What to produce:
Extract each line from the entries below that has the string "legislation" in it.

Information provided:
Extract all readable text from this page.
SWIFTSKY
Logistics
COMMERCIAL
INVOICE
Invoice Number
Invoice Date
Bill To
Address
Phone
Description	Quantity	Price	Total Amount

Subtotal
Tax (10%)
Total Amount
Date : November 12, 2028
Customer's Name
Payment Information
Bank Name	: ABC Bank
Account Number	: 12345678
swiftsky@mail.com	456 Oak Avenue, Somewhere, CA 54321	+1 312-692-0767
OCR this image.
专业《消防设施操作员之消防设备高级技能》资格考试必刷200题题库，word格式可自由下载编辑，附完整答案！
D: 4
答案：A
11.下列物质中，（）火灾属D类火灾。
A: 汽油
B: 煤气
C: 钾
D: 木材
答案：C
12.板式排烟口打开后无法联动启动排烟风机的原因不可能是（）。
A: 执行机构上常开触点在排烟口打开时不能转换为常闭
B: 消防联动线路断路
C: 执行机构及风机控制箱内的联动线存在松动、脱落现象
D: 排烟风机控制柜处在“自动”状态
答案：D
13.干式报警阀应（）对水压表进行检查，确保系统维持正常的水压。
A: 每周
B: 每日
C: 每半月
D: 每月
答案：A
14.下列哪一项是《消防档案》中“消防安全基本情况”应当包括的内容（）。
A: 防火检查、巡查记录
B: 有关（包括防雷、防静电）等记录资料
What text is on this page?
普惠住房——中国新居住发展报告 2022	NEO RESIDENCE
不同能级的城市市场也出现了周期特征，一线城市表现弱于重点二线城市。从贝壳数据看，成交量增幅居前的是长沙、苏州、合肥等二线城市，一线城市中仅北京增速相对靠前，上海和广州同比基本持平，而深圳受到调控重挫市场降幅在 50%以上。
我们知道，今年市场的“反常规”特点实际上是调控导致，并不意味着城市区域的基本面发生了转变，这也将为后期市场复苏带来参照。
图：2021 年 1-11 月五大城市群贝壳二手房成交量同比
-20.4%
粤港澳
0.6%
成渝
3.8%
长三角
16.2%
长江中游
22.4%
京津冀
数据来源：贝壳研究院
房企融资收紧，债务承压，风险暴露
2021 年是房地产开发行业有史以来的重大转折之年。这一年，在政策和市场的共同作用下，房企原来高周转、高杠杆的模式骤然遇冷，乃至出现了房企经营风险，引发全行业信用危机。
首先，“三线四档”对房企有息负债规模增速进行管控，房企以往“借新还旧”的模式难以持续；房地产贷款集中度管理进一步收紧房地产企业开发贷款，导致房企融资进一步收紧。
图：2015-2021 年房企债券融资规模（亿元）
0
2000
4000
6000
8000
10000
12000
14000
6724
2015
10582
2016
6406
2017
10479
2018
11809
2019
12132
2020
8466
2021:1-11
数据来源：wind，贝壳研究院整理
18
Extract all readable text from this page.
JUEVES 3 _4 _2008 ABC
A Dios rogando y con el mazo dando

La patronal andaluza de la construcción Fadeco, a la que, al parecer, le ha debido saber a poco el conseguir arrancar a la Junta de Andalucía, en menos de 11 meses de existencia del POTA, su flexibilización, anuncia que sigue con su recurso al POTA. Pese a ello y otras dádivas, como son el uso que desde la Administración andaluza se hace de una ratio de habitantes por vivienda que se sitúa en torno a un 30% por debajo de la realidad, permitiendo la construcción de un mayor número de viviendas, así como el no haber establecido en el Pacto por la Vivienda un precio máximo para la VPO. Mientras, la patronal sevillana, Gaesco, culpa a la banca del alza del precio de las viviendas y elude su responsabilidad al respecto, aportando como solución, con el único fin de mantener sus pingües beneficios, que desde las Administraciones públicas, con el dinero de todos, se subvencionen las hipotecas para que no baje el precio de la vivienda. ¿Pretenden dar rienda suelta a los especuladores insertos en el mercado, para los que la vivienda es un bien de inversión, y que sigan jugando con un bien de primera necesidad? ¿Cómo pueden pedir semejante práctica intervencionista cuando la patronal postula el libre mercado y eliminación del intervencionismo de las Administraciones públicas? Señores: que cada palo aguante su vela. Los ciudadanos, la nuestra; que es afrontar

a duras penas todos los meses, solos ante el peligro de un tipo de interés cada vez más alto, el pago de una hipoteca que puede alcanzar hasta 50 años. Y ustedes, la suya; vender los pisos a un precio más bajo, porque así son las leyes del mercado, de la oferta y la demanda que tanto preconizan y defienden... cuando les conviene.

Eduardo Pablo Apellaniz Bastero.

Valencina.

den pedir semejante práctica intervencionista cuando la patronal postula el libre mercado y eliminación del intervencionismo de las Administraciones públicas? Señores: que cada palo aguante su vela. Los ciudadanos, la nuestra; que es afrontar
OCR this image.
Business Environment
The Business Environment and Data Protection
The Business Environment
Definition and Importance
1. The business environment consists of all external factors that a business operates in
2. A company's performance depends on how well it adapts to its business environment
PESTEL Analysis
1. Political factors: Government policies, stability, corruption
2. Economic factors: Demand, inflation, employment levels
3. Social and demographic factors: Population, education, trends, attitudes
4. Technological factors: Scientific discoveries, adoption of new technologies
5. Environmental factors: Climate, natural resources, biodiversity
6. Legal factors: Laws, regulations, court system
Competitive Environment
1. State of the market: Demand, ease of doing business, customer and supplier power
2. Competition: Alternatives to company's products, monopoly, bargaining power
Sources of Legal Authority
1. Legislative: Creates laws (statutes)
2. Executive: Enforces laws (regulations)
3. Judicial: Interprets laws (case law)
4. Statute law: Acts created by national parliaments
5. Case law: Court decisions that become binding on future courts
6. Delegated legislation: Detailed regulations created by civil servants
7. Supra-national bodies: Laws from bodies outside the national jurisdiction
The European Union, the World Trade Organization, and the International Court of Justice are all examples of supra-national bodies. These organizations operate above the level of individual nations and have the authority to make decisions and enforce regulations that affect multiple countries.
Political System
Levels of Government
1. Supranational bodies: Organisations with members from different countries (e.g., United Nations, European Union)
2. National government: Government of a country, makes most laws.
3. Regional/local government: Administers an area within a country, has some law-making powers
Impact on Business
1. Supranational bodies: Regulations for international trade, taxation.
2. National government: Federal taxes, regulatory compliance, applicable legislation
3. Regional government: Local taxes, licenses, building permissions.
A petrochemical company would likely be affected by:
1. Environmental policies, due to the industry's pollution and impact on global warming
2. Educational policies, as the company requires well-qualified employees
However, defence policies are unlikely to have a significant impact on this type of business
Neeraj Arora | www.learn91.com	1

Correct result:
6. Delegated legislation: Detailed regulations created by civil servants
2. National government: Federal taxes, regulatory compliance, applicable legislation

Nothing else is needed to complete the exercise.